-- BEGIN GIVEN RECORDS --

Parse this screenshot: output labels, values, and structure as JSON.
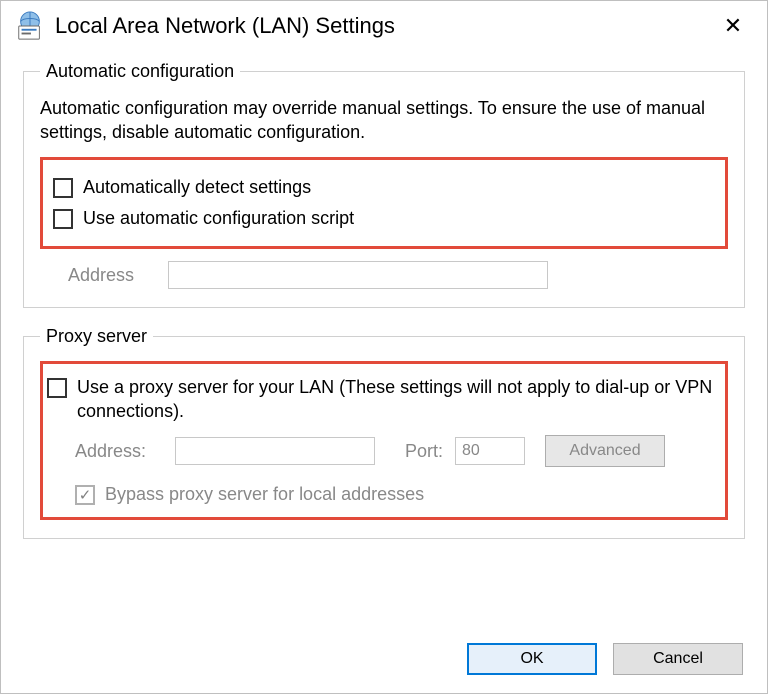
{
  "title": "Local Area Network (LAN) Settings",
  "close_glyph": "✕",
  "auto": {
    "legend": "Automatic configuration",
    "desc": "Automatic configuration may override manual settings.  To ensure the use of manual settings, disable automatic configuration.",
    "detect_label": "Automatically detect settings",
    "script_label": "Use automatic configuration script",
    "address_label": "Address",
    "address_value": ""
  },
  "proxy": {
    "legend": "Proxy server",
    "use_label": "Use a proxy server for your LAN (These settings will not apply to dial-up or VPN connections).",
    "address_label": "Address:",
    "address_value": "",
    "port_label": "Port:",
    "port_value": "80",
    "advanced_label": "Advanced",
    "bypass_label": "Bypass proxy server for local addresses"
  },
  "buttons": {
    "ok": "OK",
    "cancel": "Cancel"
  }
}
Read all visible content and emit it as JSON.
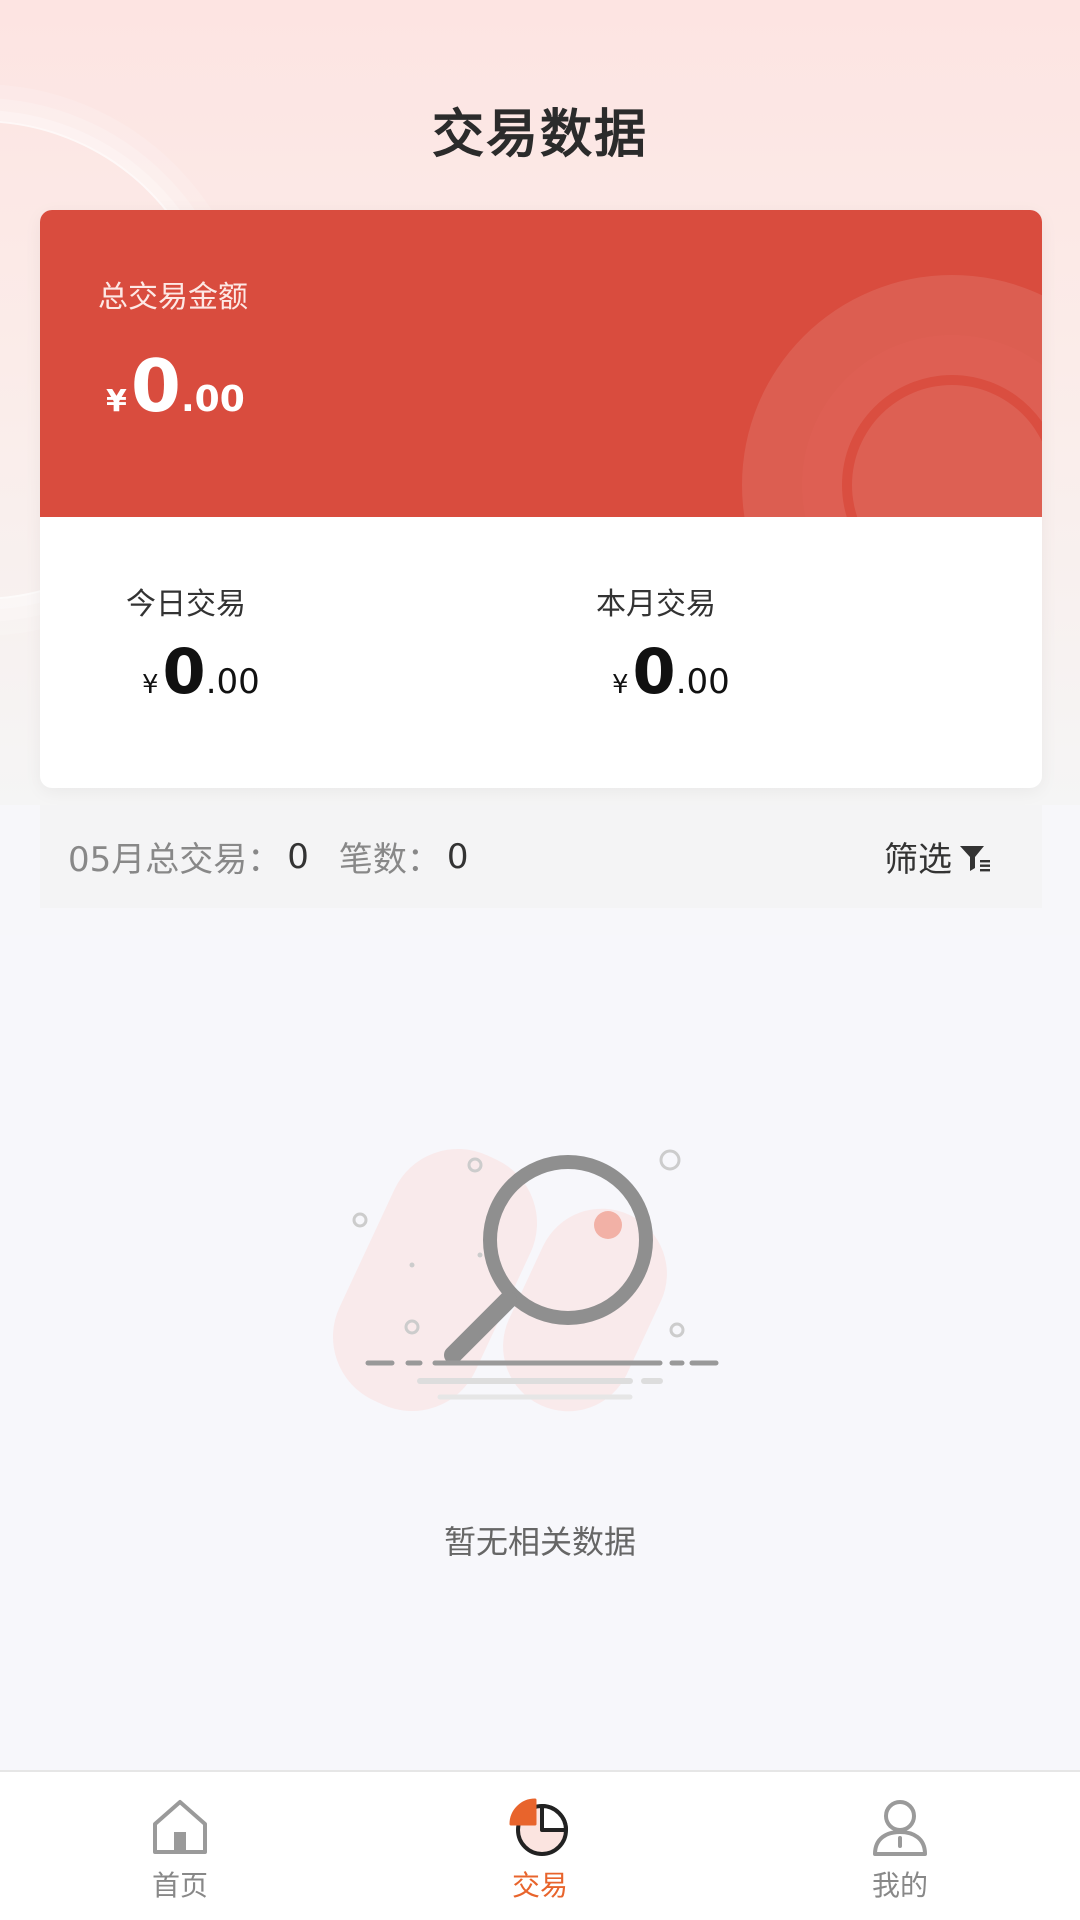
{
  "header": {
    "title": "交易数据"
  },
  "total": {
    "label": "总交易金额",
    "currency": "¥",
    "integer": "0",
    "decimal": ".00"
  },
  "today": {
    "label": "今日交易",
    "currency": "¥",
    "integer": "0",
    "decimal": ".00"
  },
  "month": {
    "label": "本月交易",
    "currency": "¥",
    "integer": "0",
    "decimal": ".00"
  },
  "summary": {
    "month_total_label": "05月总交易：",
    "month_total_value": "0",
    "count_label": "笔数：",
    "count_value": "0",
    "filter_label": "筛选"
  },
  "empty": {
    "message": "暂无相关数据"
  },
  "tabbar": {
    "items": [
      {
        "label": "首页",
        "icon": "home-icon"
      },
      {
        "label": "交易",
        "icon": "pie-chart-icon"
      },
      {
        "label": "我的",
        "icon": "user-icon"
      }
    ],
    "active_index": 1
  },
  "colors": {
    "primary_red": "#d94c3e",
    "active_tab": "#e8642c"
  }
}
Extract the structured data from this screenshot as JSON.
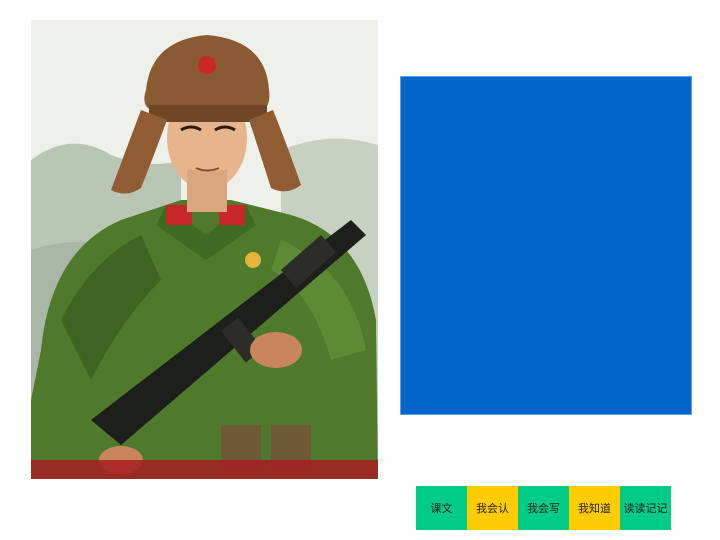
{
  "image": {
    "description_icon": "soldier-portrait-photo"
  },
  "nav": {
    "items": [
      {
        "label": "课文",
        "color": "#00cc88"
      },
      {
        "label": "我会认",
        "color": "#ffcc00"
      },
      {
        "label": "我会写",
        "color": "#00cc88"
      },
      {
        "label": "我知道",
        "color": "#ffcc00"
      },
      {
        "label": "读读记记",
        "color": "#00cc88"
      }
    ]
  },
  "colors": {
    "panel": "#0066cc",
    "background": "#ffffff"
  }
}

-- END GIVEN RECORDS --

§ **REQUIRED TASK**:
Without the pictures, copy the material exactly as given.

§ **EXERCISE SOLUTION**:
Parse this screenshot: output labels, values, and structure as JSON.
{
  "title": "Local Area Network (LAN) Settings",
  "close_glyph": "✕",
  "auto": {
    "legend": "Automatic configuration",
    "desc": "Automatic configuration may override manual settings.  To ensure the use of manual settings, disable automatic configuration.",
    "detect_label": "Automatically detect settings",
    "script_label": "Use automatic configuration script",
    "address_label": "Address",
    "address_value": ""
  },
  "proxy": {
    "legend": "Proxy server",
    "use_label": "Use a proxy server for your LAN (These settings will not apply to dial-up or VPN connections).",
    "address_label": "Address:",
    "address_value": "",
    "port_label": "Port:",
    "port_value": "80",
    "advanced_label": "Advanced",
    "bypass_label": "Bypass proxy server for local addresses"
  },
  "buttons": {
    "ok": "OK",
    "cancel": "Cancel"
  }
}
Read all visible content and emit it as JSON.
{
  "header": {
    "title": "交易数据"
  },
  "total": {
    "label": "总交易金额",
    "currency": "¥",
    "integer": "0",
    "decimal": ".00"
  },
  "today": {
    "label": "今日交易",
    "currency": "¥",
    "integer": "0",
    "decimal": ".00"
  },
  "month": {
    "label": "本月交易",
    "currency": "¥",
    "integer": "0",
    "decimal": ".00"
  },
  "summary": {
    "month_total_label": "05月总交易：",
    "month_total_value": "0",
    "count_label": "笔数：",
    "count_value": "0",
    "filter_label": "筛选"
  },
  "empty": {
    "message": "暂无相关数据"
  },
  "tabbar": {
    "items": [
      {
        "label": "首页",
        "icon": "home-icon"
      },
      {
        "label": "交易",
        "icon": "pie-chart-icon"
      },
      {
        "label": "我的",
        "icon": "user-icon"
      }
    ],
    "active_index": 1
  },
  "colors": {
    "primary_red": "#d94c3e",
    "active_tab": "#e8642c"
  }
}
Extract the structured data from this screenshot as JSON.
{
  "image": {
    "description_icon": "soldier-portrait-photo"
  },
  "nav": {
    "items": [
      {
        "label": "课文",
        "color": "#00cc88"
      },
      {
        "label": "我会认",
        "color": "#ffcc00"
      },
      {
        "label": "我会写",
        "color": "#00cc88"
      },
      {
        "label": "我知道",
        "color": "#ffcc00"
      },
      {
        "label": "读读记记",
        "color": "#00cc88"
      }
    ]
  },
  "colors": {
    "panel": "#0066cc",
    "background": "#ffffff"
  }
}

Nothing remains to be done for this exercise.